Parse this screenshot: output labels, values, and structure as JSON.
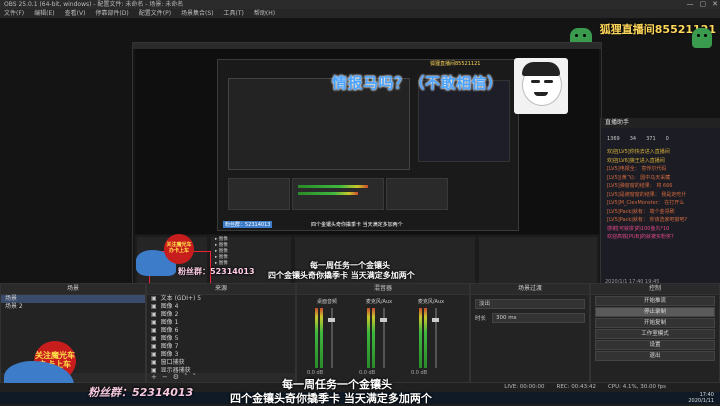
{
  "window": {
    "title": "OBS 25.0.1 (64-bit, windows) - 配置文件: 未命名 - 场景: 未命名",
    "controls": [
      "—",
      "▢",
      "✕"
    ]
  },
  "menu": [
    "文件(F)",
    "编辑(E)",
    "查看(V)",
    "停靠部件(D)",
    "配置文件(P)",
    "场景集合(S)",
    "工具(T)",
    "帮助(H)"
  ],
  "overlay": {
    "room_label": "狐狸直播间85521121",
    "room_label_small": "狐狸直播间85521121",
    "speech": "情报马吗？（不敢相信）",
    "fan_group": "粉丝群：52314013",
    "fan_group_small": "粉丝群：52314013",
    "fan_group_tiny": "粉丝群：52314013",
    "weekly_task": "每一周任务一个金镶头",
    "extra_task": "四个金镶头奇你撬季卡 当天满定多加两个",
    "weekly_task_small": "每一周任务一个金镶头",
    "extra_task_small": "四个金镶头奇你撬季卡 当天满定多加两个",
    "badge_line1": "关注魔光车",
    "badge_line2": "办卡上车",
    "badge_small_line1": "关注魔光车",
    "badge_small_line2": "办卡上车"
  },
  "chat": {
    "header": "直播助手",
    "stats": [
      "1369",
      "34",
      "371",
      "0"
    ],
    "lines": [
      {
        "kind": "sys",
        "text": "欢迎[LV5]你快去进入直播间"
      },
      {
        "kind": "sys",
        "text": "欢迎[LV6]狼王进入直播间"
      },
      {
        "kind": "msg",
        "text": "[LV5]电报全：   意传尔代码"
      },
      {
        "kind": "msg",
        "text": "[LV5](黄飞)：   圆中马天采藏"
      },
      {
        "kind": "msg",
        "text": "[LV5]弹窗窗的结果：   将 666"
      },
      {
        "kind": "msg",
        "text": "[LV5]是被窗窗的结果：   我是走吃什"
      },
      {
        "kind": "msg",
        "text": "[LV5]M_ClevMonster：   在打开么"
      },
      {
        "kind": "msg",
        "text": "[LV5]Pack|就有：   端个金领刷"
      },
      {
        "kind": "msg",
        "text": "[LV5]Pack|就有：   你该选家吧窗吧?"
      },
      {
        "kind": "gift",
        "text": "感谢[可就拼]的100鱼丸*10"
      },
      {
        "kind": "gift",
        "text": "欢迎高铁[PUB]的就被买粉奖?"
      }
    ],
    "footer": "2020/1/1 17:40  19:45"
  },
  "docks": {
    "scenes": {
      "title": "场景",
      "items": [
        "场景",
        "场景 2"
      ],
      "selected": 0
    },
    "sources": {
      "title": "来源",
      "items": [
        "文本 (GDI+) 5",
        "图像 4",
        "图像 2",
        "图像 1",
        "图像 6",
        "图像 5",
        "图像 7",
        "图像 3",
        "窗口捕获",
        "显示器捕获"
      ],
      "selected": -1
    },
    "mixer": {
      "title": "混音器",
      "channels": [
        {
          "name": "桌面音频",
          "value": "0.0 dB"
        },
        {
          "name": "麦克风/Aux",
          "value": "0.0 dB"
        },
        {
          "name": "麦克风/Aux",
          "value": "0.0 dB"
        }
      ]
    },
    "transitions": {
      "title": "场景过渡",
      "type": "淡出",
      "duration_label": "时长",
      "duration_value": "300 ms"
    },
    "controls": {
      "title": "控制",
      "buttons": [
        "开始推流",
        "停止录制",
        "开始复制",
        "工作室模式",
        "设置",
        "退出"
      ],
      "active": 1
    }
  },
  "status": {
    "live": "LIVE: 00:00:00",
    "rec": "REC: 00:43:42",
    "cpu": "CPU: 4.1%, 30.00 fps"
  },
  "taskbar": {
    "time": "17:40",
    "date": "2020/1/11"
  },
  "colors": {
    "speech": "#4aa3ff",
    "room": "#ffd75a",
    "badge_bg": "#c81d1d",
    "badge_text": "#ffe04a",
    "shark": "#3d7cc9",
    "dino": "#3a9a4d"
  }
}
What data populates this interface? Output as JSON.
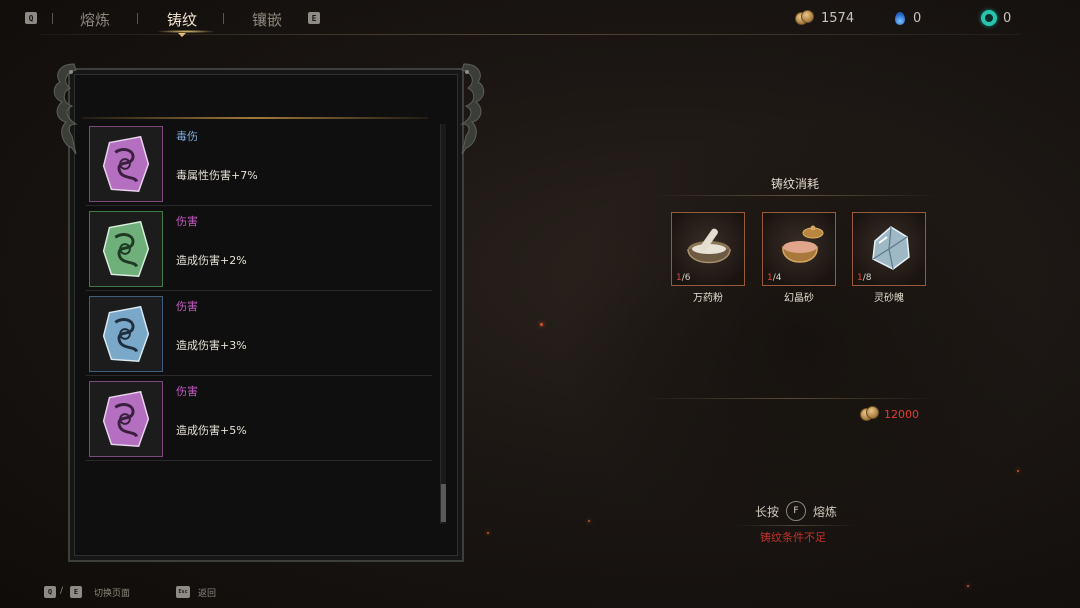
{
  "topbar": {
    "prev_key": "Q",
    "next_key": "E",
    "tabs": [
      {
        "label": "熔炼",
        "active": false
      },
      {
        "label": "铸纹",
        "active": true
      },
      {
        "label": "镶嵌",
        "active": false
      }
    ],
    "resources": [
      {
        "icon": "coin-icon",
        "value": "1574"
      },
      {
        "icon": "blue-flame-icon",
        "value": "0"
      },
      {
        "icon": "jade-ring-icon",
        "value": "0"
      }
    ]
  },
  "inscriptions": [
    {
      "title": "毒伤",
      "title_color": "#7fa9d8",
      "desc": "毒属性伤害+7%",
      "gem_color": "#b46fc0",
      "border_color": "#7a4a7e",
      "icon": "purple-rune-gem-icon"
    },
    {
      "title": "伤害",
      "title_color": "#c35ac2",
      "desc": "造成伤害+2%",
      "gem_color": "#6fb07a",
      "border_color": "#3f7a46",
      "icon": "green-rune-gem-icon"
    },
    {
      "title": "伤害",
      "title_color": "#c35ac2",
      "desc": "造成伤害+3%",
      "gem_color": "#7aa8c8",
      "border_color": "#3e607c",
      "icon": "blue-rune-gem-icon"
    },
    {
      "title": "伤害",
      "title_color": "#c35ac2",
      "desc": "造成伤害+5%",
      "gem_color": "#b46fc0",
      "border_color": "#7a4a7e",
      "icon": "purple-rune-gem-icon"
    }
  ],
  "consumption": {
    "title": "铸纹消耗",
    "materials": [
      {
        "name": "万药粉",
        "have": "1",
        "need": "6",
        "icon": "mortar-pestle-icon"
      },
      {
        "name": "幻晶砂",
        "have": "1",
        "need": "4",
        "icon": "sand-jar-icon"
      },
      {
        "name": "灵砂魄",
        "have": "1",
        "need": "8",
        "icon": "crystal-ore-icon"
      }
    ],
    "cost": "12000"
  },
  "action": {
    "hold_label": "长按",
    "key": "F",
    "action_label": "熔炼",
    "warning": "铸纹条件不足"
  },
  "hints": {
    "switch_key_q": "Q",
    "switch_key_e": "E",
    "switch_sep": "/",
    "switch_label": "切换页面",
    "back_key": "Esc",
    "back_label": "返回"
  },
  "colors": {
    "accent_gold": "#e8c77a",
    "warning_red": "#c2312b",
    "cost_red": "#e03c32",
    "have_red": "#e0473c"
  }
}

# # # # # # #

PROBLEM TO WORK ON: Check each line of the records for the word "当天满定多加两个" and extract those that contain it.

TASK RESPONSE:
    "extra_task": "四个金镶头奇你撬季卡 当天满定多加两个",
    "extra_task_small": "四个金镶头奇你撬季卡 当天满定多加两个",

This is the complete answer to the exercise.